**Exercise instructions**
Only lines holding the string "this" are wanted; copy each one from the material.

(Records contained in a dataset)

[START]

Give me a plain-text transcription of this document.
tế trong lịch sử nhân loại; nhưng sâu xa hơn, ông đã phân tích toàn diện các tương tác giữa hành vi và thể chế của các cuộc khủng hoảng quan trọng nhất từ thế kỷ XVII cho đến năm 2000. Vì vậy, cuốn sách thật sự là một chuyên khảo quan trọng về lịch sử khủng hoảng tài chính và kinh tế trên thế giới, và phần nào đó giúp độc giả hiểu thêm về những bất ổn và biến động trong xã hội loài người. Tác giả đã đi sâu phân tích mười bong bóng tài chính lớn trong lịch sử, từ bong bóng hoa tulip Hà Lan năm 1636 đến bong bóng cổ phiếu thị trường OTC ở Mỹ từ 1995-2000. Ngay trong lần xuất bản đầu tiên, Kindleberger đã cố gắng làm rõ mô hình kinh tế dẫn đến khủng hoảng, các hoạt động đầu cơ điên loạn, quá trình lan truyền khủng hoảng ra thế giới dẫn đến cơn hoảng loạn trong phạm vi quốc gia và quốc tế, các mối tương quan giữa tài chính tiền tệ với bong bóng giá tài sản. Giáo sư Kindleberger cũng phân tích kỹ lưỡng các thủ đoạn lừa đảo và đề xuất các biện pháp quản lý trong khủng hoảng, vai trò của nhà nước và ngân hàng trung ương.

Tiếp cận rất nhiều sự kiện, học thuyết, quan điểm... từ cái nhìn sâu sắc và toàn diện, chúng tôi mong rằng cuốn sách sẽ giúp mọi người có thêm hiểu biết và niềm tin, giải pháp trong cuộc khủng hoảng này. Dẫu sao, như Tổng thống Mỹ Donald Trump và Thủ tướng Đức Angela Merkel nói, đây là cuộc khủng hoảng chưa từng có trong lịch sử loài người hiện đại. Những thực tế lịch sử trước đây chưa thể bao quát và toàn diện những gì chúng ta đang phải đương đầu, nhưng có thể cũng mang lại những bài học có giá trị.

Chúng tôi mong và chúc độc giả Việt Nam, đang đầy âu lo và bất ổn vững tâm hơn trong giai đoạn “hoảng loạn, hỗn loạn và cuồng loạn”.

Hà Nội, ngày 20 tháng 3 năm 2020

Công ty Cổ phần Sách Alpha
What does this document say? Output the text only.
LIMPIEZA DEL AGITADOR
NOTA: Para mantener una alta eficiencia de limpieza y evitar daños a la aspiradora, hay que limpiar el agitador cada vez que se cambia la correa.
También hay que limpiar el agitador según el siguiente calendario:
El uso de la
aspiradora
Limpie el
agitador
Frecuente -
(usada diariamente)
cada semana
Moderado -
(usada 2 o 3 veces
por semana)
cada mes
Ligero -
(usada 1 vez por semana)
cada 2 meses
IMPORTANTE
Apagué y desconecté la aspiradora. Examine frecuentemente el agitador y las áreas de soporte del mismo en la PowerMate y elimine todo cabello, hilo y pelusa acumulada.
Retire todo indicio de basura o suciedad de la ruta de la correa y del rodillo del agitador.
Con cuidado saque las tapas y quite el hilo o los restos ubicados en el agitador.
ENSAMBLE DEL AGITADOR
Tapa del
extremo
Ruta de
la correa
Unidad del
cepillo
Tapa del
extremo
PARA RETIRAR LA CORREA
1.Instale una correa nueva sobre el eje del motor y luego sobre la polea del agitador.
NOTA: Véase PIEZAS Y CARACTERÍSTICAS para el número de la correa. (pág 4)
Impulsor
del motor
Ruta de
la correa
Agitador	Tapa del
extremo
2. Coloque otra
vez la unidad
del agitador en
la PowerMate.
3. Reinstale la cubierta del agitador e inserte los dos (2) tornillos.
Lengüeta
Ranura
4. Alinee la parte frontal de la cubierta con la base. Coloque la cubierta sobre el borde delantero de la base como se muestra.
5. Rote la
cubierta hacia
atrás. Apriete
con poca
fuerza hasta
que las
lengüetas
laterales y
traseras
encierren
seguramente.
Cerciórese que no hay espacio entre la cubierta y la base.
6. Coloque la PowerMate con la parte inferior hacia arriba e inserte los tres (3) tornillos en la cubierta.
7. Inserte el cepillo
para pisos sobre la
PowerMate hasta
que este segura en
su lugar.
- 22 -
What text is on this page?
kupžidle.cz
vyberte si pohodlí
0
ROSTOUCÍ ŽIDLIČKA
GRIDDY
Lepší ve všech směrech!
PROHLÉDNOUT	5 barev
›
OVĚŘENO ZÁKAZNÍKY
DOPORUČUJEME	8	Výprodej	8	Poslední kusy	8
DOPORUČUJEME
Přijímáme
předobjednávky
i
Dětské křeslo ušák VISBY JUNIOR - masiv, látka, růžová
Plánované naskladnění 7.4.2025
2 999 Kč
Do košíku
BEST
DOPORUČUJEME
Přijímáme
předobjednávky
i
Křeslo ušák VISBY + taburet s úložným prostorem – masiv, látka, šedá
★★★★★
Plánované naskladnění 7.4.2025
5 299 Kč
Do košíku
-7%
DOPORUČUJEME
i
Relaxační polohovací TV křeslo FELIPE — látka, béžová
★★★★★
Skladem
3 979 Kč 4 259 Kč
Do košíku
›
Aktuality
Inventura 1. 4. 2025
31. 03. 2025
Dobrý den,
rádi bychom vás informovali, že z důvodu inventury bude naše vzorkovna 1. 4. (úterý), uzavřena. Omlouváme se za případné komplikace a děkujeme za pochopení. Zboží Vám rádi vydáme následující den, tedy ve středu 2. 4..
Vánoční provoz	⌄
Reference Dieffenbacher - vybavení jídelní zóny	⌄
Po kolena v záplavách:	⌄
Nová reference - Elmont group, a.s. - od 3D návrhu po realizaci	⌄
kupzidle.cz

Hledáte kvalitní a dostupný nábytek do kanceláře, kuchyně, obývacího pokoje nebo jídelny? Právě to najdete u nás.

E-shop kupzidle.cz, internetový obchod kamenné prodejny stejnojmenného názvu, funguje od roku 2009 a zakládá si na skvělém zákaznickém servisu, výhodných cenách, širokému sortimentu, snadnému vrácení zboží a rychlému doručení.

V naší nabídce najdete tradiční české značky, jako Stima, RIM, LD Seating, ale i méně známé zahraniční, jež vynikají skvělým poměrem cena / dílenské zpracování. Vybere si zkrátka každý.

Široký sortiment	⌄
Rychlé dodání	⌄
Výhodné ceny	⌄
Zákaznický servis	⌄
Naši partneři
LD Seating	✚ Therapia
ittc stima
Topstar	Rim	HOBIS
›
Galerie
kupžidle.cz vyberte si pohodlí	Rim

[END]

**Right answer**
Give me a plain-text transcription of this document.
What does this document say? Output the text only.
What text is on this page?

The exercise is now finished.